> **Directions for this task**:
Change "Patent image size" to "Figure size" everywhere it occurs in the rows below, and leave every other part of the rows exactly the same.

> **Material for this exercise**:
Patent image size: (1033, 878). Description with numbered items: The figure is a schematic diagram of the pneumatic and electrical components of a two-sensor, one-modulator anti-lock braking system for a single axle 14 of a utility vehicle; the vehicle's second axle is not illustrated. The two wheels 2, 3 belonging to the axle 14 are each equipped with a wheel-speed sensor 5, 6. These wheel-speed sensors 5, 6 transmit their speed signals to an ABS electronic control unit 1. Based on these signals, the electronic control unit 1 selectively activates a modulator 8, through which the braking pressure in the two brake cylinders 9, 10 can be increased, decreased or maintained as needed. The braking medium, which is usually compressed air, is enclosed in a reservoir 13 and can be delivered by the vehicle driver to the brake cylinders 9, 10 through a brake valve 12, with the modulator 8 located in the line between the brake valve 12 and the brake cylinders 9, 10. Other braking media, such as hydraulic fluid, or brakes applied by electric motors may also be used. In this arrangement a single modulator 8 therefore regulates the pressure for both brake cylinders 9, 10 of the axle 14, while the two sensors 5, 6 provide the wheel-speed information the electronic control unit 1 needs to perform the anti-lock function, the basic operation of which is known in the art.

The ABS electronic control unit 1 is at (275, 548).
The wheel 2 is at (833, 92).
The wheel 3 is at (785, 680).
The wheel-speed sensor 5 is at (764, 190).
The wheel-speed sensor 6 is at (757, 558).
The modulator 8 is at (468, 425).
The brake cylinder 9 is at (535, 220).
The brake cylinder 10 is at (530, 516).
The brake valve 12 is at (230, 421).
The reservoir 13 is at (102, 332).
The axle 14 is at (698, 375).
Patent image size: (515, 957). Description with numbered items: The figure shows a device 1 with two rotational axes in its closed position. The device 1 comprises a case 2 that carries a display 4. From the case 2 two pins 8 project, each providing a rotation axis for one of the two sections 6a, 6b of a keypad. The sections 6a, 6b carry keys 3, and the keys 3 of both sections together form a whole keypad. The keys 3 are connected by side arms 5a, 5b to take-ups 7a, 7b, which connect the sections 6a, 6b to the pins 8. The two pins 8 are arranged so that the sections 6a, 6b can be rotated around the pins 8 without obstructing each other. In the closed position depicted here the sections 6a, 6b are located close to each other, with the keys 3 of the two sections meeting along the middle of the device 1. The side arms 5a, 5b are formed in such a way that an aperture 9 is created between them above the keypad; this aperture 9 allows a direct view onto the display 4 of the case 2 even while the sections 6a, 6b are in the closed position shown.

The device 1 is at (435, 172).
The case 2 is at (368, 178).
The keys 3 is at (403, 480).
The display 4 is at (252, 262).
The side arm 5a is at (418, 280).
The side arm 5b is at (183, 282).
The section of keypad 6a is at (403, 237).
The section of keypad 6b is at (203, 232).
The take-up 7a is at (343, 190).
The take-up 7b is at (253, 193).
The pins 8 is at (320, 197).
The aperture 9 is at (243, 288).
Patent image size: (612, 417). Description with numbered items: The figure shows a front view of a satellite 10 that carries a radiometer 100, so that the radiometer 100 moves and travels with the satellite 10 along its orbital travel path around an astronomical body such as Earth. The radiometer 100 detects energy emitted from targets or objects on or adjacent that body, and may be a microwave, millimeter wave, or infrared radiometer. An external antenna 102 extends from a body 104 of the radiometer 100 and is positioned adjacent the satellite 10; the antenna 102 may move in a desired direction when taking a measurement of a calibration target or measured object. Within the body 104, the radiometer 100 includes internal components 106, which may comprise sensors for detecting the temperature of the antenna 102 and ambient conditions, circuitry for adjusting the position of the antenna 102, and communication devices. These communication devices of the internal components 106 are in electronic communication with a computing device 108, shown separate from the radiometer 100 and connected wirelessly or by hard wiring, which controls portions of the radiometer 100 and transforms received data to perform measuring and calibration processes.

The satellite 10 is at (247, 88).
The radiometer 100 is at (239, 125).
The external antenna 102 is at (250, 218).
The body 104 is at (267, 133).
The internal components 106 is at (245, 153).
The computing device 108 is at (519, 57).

> **Answer for this exercise**:
Figure size: (1033, 878). Description with numbered items: The figure is a schematic diagram of the pneumatic and electrical components of a two-sensor, one-modulator anti-lock braking system for a single axle 14 of a utility vehicle; the vehicle's second axle is not illustrated. The two wheels 2, 3 belonging to the axle 14 are each equipped with a wheel-speed sensor 5, 6. These wheel-speed sensors 5, 6 transmit their speed signals to an ABS electronic control unit 1. Based on these signals, the electronic control unit 1 selectively activates a modulator 8, through which the braking pressure in the two brake cylinders 9, 10 can be increased, decreased or maintained as needed. The braking medium, which is usually compressed air, is enclosed in a reservoir 13 and can be delivered by the vehicle driver to the brake cylinders 9, 10 through a brake valve 12, with the modulator 8 located in the line between the brake valve 12 and the brake cylinders 9, 10. Other braking media, such as hydraulic fluid, or brakes applied by electric motors may also be used. In this arrangement a single modulator 8 therefore regulates the pressure for both brake cylinders 9, 10 of the axle 14, while the two sensors 5, 6 provide the wheel-speed information the electronic control unit 1 needs to perform the anti-lock function, the basic operation of which is known in the art.

The ABS electronic control unit 1 is at (275, 548).
The wheel 2 is at (833, 92).
The wheel 3 is at (785, 680).
The wheel-speed sensor 5 is at (764, 190).
The wheel-speed sensor 6 is at (757, 558).
The modulator 8 is at (468, 425).
The brake cylinder 9 is at (535, 220).
The brake cylinder 10 is at (530, 516).
The brake valve 12 is at (230, 421).
The reservoir 13 is at (102, 332).
The axle 14 is at (698, 375).
Figure size: (515, 957). Description with numbered items: The figure shows a device 1 with two rotational axes in its closed position. The device 1 comprises a case 2 that carries a display 4. From the case 2 two pins 8 project, each providing a rotation axis for one of the two sections 6a, 6b of a keypad. The sections 6a, 6b carry keys 3, and the keys 3 of both sections together form a whole keypad. The keys 3 are connected by side arms 5a, 5b to take-ups 7a, 7b, which connect the sections 6a, 6b to the pins 8. The two pins 8 are arranged so that the sections 6a, 6b can be rotated around the pins 8 without obstructing each other. In the closed position depicted here the sections 6a, 6b are located close to each other, with the keys 3 of the two sections meeting along the middle of the device 1. The side arms 5a, 5b are formed in such a way that an aperture 9 is created between them above the keypad; this aperture 9 allows a direct view onto the display 4 of the case 2 even while the sections 6a, 6b are in the closed position shown.

The device 1 is at (435, 172).
The case 2 is at (368, 178).
The keys 3 is at (403, 480).
The display 4 is at (252, 262).
The side arm 5a is at (418, 280).
The side arm 5b is at (183, 282).
The section of keypad 6a is at (403, 237).
The section of keypad 6b is at (203, 232).
The take-up 7a is at (343, 190).
The take-up 7b is at (253, 193).
The pins 8 is at (320, 197).
The aperture 9 is at (243, 288).
Figure size: (612, 417). Description with numbered items: The figure shows a front view of a satellite 10 that carries a radiometer 100, so that the radiometer 100 moves and travels with the satellite 10 along its orbital travel path around an astronomical body such as Earth. The radiometer 100 detects energy emitted from targets or objects on or adjacent that body, and may be a microwave, millimeter wave, or infrared radiometer. An external antenna 102 extends from a body 104 of the radiometer 100 and is positioned adjacent the satellite 10; the antenna 102 may move in a desired direction when taking a measurement of a calibration target or measured object. Within the body 104, the radiometer 100 includes internal components 106, which may comprise sensors for detecting the temperature of the antenna 102 and ambient conditions, circuitry for adjusting the position of the antenna 102, and communication devices. These communication devices of the internal components 106 are in electronic communication with a computing device 108, shown separate from the radiometer 100 and connected wirelessly or by hard wiring, which controls portions of the radiometer 100 and transforms received data to perform measuring and calibration processes.

The satellite 10 is at (247, 88).
The radiometer 100 is at (239, 125).
The external antenna 102 is at (250, 218).
The body 104 is at (267, 133).
The internal components 106 is at (245, 153).
The computing device 108 is at (519, 57).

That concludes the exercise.